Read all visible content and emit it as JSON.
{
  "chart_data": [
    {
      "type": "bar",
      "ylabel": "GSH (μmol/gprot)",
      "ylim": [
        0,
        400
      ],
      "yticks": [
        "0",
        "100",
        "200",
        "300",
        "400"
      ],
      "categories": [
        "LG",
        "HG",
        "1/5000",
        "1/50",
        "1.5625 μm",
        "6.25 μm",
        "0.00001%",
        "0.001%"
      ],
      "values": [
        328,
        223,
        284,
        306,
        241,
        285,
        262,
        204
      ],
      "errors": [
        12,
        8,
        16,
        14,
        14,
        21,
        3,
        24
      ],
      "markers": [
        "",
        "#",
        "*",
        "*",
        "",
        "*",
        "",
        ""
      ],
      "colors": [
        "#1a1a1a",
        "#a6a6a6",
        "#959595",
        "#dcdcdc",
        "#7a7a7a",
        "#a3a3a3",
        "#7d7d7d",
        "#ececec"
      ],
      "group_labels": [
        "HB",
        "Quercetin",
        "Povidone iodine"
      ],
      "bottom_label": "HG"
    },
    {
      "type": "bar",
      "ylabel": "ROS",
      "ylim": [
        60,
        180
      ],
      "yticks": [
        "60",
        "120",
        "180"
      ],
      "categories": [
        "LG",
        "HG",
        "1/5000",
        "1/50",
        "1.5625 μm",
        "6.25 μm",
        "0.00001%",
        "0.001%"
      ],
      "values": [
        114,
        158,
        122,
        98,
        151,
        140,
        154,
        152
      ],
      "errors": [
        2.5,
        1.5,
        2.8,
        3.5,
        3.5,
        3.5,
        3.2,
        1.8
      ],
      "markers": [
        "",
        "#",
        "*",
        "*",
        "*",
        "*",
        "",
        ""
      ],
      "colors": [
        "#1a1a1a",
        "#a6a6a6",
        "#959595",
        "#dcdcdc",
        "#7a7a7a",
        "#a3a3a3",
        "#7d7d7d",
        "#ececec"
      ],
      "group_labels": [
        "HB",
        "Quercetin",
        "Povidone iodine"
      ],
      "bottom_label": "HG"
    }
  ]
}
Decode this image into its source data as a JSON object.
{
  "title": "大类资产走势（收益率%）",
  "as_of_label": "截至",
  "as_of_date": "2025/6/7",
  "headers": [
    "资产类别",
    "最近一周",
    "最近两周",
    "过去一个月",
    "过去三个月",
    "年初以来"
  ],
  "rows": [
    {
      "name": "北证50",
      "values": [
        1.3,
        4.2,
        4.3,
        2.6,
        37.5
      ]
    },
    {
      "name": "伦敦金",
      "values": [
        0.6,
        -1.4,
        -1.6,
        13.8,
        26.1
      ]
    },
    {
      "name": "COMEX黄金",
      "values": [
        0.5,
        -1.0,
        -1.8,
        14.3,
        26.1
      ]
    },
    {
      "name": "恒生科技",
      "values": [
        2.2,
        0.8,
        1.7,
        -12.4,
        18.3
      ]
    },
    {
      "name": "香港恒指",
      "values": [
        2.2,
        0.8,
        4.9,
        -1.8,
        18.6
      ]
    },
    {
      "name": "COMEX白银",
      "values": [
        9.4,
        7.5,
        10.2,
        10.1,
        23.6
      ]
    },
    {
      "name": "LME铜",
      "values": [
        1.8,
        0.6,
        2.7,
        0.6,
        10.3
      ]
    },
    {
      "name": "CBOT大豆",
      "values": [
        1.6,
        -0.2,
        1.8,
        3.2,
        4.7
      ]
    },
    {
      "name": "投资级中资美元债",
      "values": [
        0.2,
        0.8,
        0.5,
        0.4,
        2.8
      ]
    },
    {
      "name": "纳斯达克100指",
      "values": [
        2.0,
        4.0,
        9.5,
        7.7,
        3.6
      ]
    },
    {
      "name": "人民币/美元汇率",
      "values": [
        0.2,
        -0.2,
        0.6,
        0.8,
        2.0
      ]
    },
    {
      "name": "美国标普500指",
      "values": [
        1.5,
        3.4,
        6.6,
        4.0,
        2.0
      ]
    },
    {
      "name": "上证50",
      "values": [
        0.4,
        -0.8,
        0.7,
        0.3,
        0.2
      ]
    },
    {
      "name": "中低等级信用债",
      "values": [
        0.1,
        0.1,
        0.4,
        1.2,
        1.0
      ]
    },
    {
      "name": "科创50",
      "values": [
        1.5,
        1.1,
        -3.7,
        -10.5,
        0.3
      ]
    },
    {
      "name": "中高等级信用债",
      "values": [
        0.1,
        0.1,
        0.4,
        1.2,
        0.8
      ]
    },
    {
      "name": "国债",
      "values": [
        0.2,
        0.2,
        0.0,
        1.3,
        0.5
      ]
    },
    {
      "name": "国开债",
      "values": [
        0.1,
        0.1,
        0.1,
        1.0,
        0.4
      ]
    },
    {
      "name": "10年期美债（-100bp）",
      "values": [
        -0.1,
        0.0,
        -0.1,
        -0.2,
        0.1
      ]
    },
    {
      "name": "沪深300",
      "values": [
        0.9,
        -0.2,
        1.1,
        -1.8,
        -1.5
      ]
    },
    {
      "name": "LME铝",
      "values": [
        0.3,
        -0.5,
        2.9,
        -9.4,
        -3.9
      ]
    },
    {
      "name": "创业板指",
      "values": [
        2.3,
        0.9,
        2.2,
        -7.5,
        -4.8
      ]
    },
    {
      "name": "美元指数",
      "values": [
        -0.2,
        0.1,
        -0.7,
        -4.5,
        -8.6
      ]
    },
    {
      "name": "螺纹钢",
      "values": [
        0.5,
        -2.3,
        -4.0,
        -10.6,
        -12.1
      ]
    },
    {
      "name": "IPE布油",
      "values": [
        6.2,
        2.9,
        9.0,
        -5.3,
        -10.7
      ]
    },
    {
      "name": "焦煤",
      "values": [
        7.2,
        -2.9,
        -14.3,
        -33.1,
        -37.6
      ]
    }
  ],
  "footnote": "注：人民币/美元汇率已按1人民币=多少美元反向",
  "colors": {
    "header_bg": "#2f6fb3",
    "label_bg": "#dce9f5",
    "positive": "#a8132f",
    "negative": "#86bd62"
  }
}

Written exercise: Show the data once more, exactly as it was written.

Complete output:
Read all visible content and emit it as JSON.
{
  "chart_data": [
    {
      "type": "bar",
      "ylabel": "GSH (μmol/gprot)",
      "ylim": [
        0,
        400
      ],
      "yticks": [
        "0",
        "100",
        "200",
        "300",
        "400"
      ],
      "categories": [
        "LG",
        "HG",
        "1/5000",
        "1/50",
        "1.5625 μm",
        "6.25 μm",
        "0.00001%",
        "0.001%"
      ],
      "values": [
        328,
        223,
        284,
        306,
        241,
        285,
        262,
        204
      ],
      "errors": [
        12,
        8,
        16,
        14,
        14,
        21,
        3,
        24
      ],
      "markers": [
        "",
        "#",
        "*",
        "*",
        "",
        "*",
        "",
        ""
      ],
      "colors": [
        "#1a1a1a",
        "#a6a6a6",
        "#959595",
        "#dcdcdc",
        "#7a7a7a",
        "#a3a3a3",
        "#7d7d7d",
        "#ececec"
      ],
      "group_labels": [
        "HB",
        "Quercetin",
        "Povidone iodine"
      ],
      "bottom_label": "HG"
    },
    {
      "type": "bar",
      "ylabel": "ROS",
      "ylim": [
        60,
        180
      ],
      "yticks": [
        "60",
        "120",
        "180"
      ],
      "categories": [
        "LG",
        "HG",
        "1/5000",
        "1/50",
        "1.5625 μm",
        "6.25 μm",
        "0.00001%",
        "0.001%"
      ],
      "values": [
        114,
        158,
        122,
        98,
        151,
        140,
        154,
        152
      ],
      "errors": [
        2.5,
        1.5,
        2.8,
        3.5,
        3.5,
        3.5,
        3.2,
        1.8
      ],
      "markers": [
        "",
        "#",
        "*",
        "*",
        "*",
        "*",
        "",
        ""
      ],
      "colors": [
        "#1a1a1a",
        "#a6a6a6",
        "#959595",
        "#dcdcdc",
        "#7a7a7a",
        "#a3a3a3",
        "#7d7d7d",
        "#ececec"
      ],
      "group_labels": [
        "HB",
        "Quercetin",
        "Povidone iodine"
      ],
      "bottom_label": "HG"
    }
  ]
}
Decode this image into its source data as a JSON object.
{
  "title": "大类资产走势（收益率%）",
  "as_of_label": "截至",
  "as_of_date": "2025/6/7",
  "headers": [
    "资产类别",
    "最近一周",
    "最近两周",
    "过去一个月",
    "过去三个月",
    "年初以来"
  ],
  "rows": [
    {
      "name": "北证50",
      "values": [
        1.3,
        4.2,
        4.3,
        2.6,
        37.5
      ]
    },
    {
      "name": "伦敦金",
      "values": [
        0.6,
        -1.4,
        -1.6,
        13.8,
        26.1
      ]
    },
    {
      "name": "COMEX黄金",
      "values": [
        0.5,
        -1.0,
        -1.8,
        14.3,
        26.1
      ]
    },
    {
      "name": "恒生科技",
      "values": [
        2.2,
        0.8,
        1.7,
        -12.4,
        18.3
      ]
    },
    {
      "name": "香港恒指",
      "values": [
        2.2,
        0.8,
        4.9,
        -1.8,
        18.6
      ]
    },
    {
      "name": "COMEX白银",
      "values": [
        9.4,
        7.5,
        10.2,
        10.1,
        23.6
      ]
    },
    {
      "name": "LME铜",
      "values": [
        1.8,
        0.6,
        2.7,
        0.6,
        10.3
      ]
    },
    {
      "name": "CBOT大豆",
      "values": [
        1.6,
        -0.2,
        1.8,
        3.2,
        4.7
      ]
    },
    {
      "name": "投资级中资美元债",
      "values": [
        0.2,
        0.8,
        0.5,
        0.4,
        2.8
      ]
    },
    {
      "name": "纳斯达克100指",
      "values": [
        2.0,
        4.0,
        9.5,
        7.7,
        3.6
      ]
    },
    {
      "name": "人民币/美元汇率",
      "values": [
        0.2,
        -0.2,
        0.6,
        0.8,
        2.0
      ]
    },
    {
      "name": "美国标普500指",
      "values": [
        1.5,
        3.4,
        6.6,
        4.0,
        2.0
      ]
    },
    {
      "name": "上证50",
      "values": [
        0.4,
        -0.8,
        0.7,
        0.3,
        0.2
      ]
    },
    {
      "name": "中低等级信用债",
      "values": [
        0.1,
        0.1,
        0.4,
        1.2,
        1.0
      ]
    },
    {
      "name": "科创50",
      "values": [
        1.5,
        1.1,
        -3.7,
        -10.5,
        0.3
      ]
    },
    {
      "name": "中高等级信用债",
      "values": [
        0.1,
        0.1,
        0.4,
        1.2,
        0.8
      ]
    },
    {
      "name": "国债",
      "values": [
        0.2,
        0.2,
        0.0,
        1.3,
        0.5
      ]
    },
    {
      "name": "国开债",
      "values": [
        0.1,
        0.1,
        0.1,
        1.0,
        0.4
      ]
    },
    {
      "name": "10年期美债（-100bp）",
      "values": [
        -0.1,
        0.0,
        -0.1,
        -0.2,
        0.1
      ]
    },
    {
      "name": "沪深300",
      "values": [
        0.9,
        -0.2,
        1.1,
        -1.8,
        -1.5
      ]
    },
    {
      "name": "LME铝",
      "values": [
        0.3,
        -0.5,
        2.9,
        -9.4,
        -3.9
      ]
    },
    {
      "name": "创业板指",
      "values": [
        2.3,
        0.9,
        2.2,
        -7.5,
        -4.8
      ]
    },
    {
      "name": "美元指数",
      "values": [
        -0.2,
        0.1,
        -0.7,
        -4.5,
        -8.6
      ]
    },
    {
      "name": "螺纹钢",
      "values": [
        0.5,
        -2.3,
        -4.0,
        -10.6,
        -12.1
      ]
    },
    {
      "name": "IPE布油",
      "values": [
        6.2,
        2.9,
        9.0,
        -5.3,
        -10.7
      ]
    },
    {
      "name": "焦煤",
      "values": [
        7.2,
        -2.9,
        -14.3,
        -33.1,
        -37.6
      ]
    }
  ],
  "footnote": "注：人民币/美元汇率已按1人民币=多少美元反向",
  "colors": {
    "header_bg": "#2f6fb3",
    "label_bg": "#dce9f5",
    "positive": "#a8132f",
    "negative": "#86bd62"
  }
}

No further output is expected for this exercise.